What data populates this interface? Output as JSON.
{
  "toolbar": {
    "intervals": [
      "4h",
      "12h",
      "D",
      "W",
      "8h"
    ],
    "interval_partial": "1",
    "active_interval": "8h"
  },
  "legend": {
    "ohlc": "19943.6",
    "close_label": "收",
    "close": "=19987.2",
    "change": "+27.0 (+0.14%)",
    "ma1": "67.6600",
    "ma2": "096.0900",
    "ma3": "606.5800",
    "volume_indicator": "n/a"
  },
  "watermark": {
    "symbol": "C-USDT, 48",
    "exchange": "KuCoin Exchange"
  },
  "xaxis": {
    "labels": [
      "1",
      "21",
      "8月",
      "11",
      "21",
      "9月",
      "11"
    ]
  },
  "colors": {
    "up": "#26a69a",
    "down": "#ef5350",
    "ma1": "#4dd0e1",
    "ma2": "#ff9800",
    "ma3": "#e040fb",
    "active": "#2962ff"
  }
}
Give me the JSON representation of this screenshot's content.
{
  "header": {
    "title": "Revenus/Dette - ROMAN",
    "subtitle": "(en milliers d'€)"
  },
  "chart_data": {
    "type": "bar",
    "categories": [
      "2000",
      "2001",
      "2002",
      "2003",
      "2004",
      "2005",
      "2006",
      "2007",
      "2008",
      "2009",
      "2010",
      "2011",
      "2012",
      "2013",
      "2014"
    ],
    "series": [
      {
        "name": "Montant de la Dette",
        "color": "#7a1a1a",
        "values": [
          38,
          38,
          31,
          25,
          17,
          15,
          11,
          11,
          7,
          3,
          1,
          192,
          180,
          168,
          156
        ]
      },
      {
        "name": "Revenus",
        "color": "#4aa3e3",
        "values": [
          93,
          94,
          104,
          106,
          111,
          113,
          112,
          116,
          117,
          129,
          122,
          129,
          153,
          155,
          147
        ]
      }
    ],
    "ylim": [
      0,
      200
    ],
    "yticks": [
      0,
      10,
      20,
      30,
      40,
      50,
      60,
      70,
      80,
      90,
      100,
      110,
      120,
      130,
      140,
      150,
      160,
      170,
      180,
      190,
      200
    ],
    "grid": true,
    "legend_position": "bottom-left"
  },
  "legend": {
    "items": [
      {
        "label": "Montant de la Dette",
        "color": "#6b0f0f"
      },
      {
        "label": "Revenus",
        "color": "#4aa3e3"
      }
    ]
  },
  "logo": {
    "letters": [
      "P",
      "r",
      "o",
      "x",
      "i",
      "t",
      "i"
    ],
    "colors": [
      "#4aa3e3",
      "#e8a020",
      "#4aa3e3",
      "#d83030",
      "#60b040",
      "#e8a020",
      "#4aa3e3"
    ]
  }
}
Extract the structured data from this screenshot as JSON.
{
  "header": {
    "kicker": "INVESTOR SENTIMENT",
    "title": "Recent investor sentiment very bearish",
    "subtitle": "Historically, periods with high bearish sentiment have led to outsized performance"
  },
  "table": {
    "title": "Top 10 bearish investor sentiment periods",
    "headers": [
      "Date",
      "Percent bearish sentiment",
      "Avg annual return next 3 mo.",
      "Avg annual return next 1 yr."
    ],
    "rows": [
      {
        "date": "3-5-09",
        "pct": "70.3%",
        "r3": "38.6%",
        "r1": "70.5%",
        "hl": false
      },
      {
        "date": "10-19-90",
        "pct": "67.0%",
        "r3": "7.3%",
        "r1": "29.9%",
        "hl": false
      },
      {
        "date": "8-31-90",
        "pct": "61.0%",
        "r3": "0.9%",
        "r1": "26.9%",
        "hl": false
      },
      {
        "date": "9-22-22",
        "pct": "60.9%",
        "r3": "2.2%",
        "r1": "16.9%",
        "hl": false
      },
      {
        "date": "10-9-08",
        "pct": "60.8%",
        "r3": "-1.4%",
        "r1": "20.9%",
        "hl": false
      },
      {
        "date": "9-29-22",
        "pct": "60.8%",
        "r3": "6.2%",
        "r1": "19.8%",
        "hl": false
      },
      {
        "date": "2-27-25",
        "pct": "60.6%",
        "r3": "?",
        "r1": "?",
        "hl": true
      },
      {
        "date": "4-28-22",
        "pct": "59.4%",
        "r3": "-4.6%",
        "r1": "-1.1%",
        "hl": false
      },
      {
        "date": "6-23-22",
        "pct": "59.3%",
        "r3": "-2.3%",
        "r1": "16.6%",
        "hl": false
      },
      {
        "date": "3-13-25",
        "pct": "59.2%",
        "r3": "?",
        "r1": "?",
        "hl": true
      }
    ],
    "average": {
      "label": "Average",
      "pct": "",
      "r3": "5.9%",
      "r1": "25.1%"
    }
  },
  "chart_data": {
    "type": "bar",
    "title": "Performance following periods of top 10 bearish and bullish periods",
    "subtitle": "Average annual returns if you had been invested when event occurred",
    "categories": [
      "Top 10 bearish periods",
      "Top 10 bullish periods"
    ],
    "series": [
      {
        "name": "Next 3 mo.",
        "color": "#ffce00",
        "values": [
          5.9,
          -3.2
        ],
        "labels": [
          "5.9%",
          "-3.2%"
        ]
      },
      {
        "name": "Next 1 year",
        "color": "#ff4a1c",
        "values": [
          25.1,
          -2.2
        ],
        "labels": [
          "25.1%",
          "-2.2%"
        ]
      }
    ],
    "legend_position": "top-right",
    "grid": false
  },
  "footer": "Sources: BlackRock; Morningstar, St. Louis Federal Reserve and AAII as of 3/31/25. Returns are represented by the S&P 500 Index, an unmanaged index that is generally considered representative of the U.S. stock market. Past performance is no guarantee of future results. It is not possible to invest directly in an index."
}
***
## [Request]
All of the entries above should be written out again exactly.

## [Answer to the task]
What data populates this interface? Output as JSON.
{
  "toolbar": {
    "intervals": [
      "4h",
      "12h",
      "D",
      "W",
      "8h"
    ],
    "interval_partial": "1",
    "active_interval": "8h"
  },
  "legend": {
    "ohlc": "19943.6",
    "close_label": "收",
    "close": "=19987.2",
    "change": "+27.0 (+0.14%)",
    "ma1": "67.6600",
    "ma2": "096.0900",
    "ma3": "606.5800",
    "volume_indicator": "n/a"
  },
  "watermark": {
    "symbol": "C-USDT, 48",
    "exchange": "KuCoin Exchange"
  },
  "xaxis": {
    "labels": [
      "1",
      "21",
      "8月",
      "11",
      "21",
      "9月",
      "11"
    ]
  },
  "colors": {
    "up": "#26a69a",
    "down": "#ef5350",
    "ma1": "#4dd0e1",
    "ma2": "#ff9800",
    "ma3": "#e040fb",
    "active": "#2962ff"
  }
}
Give me the JSON representation of this screenshot's content.
{
  "header": {
    "title": "Revenus/Dette - ROMAN",
    "subtitle": "(en milliers d'€)"
  },
  "chart_data": {
    "type": "bar",
    "categories": [
      "2000",
      "2001",
      "2002",
      "2003",
      "2004",
      "2005",
      "2006",
      "2007",
      "2008",
      "2009",
      "2010",
      "2011",
      "2012",
      "2013",
      "2014"
    ],
    "series": [
      {
        "name": "Montant de la Dette",
        "color": "#7a1a1a",
        "values": [
          38,
          38,
          31,
          25,
          17,
          15,
          11,
          11,
          7,
          3,
          1,
          192,
          180,
          168,
          156
        ]
      },
      {
        "name": "Revenus",
        "color": "#4aa3e3",
        "values": [
          93,
          94,
          104,
          106,
          111,
          113,
          112,
          116,
          117,
          129,
          122,
          129,
          153,
          155,
          147
        ]
      }
    ],
    "ylim": [
      0,
      200
    ],
    "yticks": [
      0,
      10,
      20,
      30,
      40,
      50,
      60,
      70,
      80,
      90,
      100,
      110,
      120,
      130,
      140,
      150,
      160,
      170,
      180,
      190,
      200
    ],
    "grid": true,
    "legend_position": "bottom-left"
  },
  "legend": {
    "items": [
      {
        "label": "Montant de la Dette",
        "color": "#6b0f0f"
      },
      {
        "label": "Revenus",
        "color": "#4aa3e3"
      }
    ]
  },
  "logo": {
    "letters": [
      "P",
      "r",
      "o",
      "x",
      "i",
      "t",
      "i"
    ],
    "colors": [
      "#4aa3e3",
      "#e8a020",
      "#4aa3e3",
      "#d83030",
      "#60b040",
      "#e8a020",
      "#4aa3e3"
    ]
  }
}
Extract the structured data from this screenshot as JSON.
{
  "header": {
    "kicker": "INVESTOR SENTIMENT",
    "title": "Recent investor sentiment very bearish",
    "subtitle": "Historically, periods with high bearish sentiment have led to outsized performance"
  },
  "table": {
    "title": "Top 10 bearish investor sentiment periods",
    "headers": [
      "Date",
      "Percent bearish sentiment",
      "Avg annual return next 3 mo.",
      "Avg annual return next 1 yr."
    ],
    "rows": [
      {
        "date": "3-5-09",
        "pct": "70.3%",
        "r3": "38.6%",
        "r1": "70.5%",
        "hl": false
      },
      {
        "date": "10-19-90",
        "pct": "67.0%",
        "r3": "7.3%",
        "r1": "29.9%",
        "hl": false
      },
      {
        "date": "8-31-90",
        "pct": "61.0%",
        "r3": "0.9%",
        "r1": "26.9%",
        "hl": false
      },
      {
        "date": "9-22-22",
        "pct": "60.9%",
        "r3": "2.2%",
        "r1": "16.9%",
        "hl": false
      },
      {
        "date": "10-9-08",
        "pct": "60.8%",
        "r3": "-1.4%",
        "r1": "20.9%",
        "hl": false
      },
      {
        "date": "9-29-22",
        "pct": "60.8%",
        "r3": "6.2%",
        "r1": "19.8%",
        "hl": false
      },
      {
        "date": "2-27-25",
        "pct": "60.6%",
        "r3": "?",
        "r1": "?",
        "hl": true
      },
      {
        "date": "4-28-22",
        "pct": "59.4%",
        "r3": "-4.6%",
        "r1": "-1.1%",
        "hl": false
      },
      {
        "date": "6-23-22",
        "pct": "59.3%",
        "r3": "-2.3%",
        "r1": "16.6%",
        "hl": false
      },
      {
        "date": "3-13-25",
        "pct": "59.2%",
        "r3": "?",
        "r1": "?",
        "hl": true
      }
    ],
    "average": {
      "label": "Average",
      "pct": "",
      "r3": "5.9%",
      "r1": "25.1%"
    }
  },
  "chart_data": {
    "type": "bar",
    "title": "Performance following periods of top 10 bearish and bullish periods",
    "subtitle": "Average annual returns if you had been invested when event occurred",
    "categories": [
      "Top 10 bearish periods",
      "Top 10 bullish periods"
    ],
    "series": [
      {
        "name": "Next 3 mo.",
        "color": "#ffce00",
        "values": [
          5.9,
          -3.2
        ],
        "labels": [
          "5.9%",
          "-3.2%"
        ]
      },
      {
        "name": "Next 1 year",
        "color": "#ff4a1c",
        "values": [
          25.1,
          -2.2
        ],
        "labels": [
          "25.1%",
          "-2.2%"
        ]
      }
    ],
    "legend_position": "top-right",
    "grid": false
  },
  "footer": "Sources: BlackRock; Morningstar, St. Louis Federal Reserve and AAII as of 3/31/25. Returns are represented by the S&P 500 Index, an unmanaged index that is generally considered representative of the U.S. stock market. Past performance is no guarantee of future results. It is not possible to invest directly in an index."
}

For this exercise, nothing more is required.